WORK TO DO —
Copy out all lines with the word "icon" in them.

DATASET CONTENT —

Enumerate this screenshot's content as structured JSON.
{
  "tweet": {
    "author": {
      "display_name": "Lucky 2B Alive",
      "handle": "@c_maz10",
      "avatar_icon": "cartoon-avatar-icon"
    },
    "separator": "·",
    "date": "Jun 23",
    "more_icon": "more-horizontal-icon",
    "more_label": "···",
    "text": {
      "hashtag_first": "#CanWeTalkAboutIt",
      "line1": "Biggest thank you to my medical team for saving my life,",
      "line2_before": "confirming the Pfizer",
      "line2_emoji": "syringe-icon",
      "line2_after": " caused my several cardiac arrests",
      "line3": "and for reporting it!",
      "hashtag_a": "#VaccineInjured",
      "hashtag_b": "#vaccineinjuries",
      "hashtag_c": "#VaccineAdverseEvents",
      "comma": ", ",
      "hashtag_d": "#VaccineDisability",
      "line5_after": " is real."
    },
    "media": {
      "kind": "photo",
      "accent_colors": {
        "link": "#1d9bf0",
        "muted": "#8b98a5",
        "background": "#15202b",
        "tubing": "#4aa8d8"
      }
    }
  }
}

SOLUTION —
      "avatar_icon": "cartoon-avatar-icon"
    "more_icon": "more-horizontal-icon",
      "line2_emoji": "syringe-icon",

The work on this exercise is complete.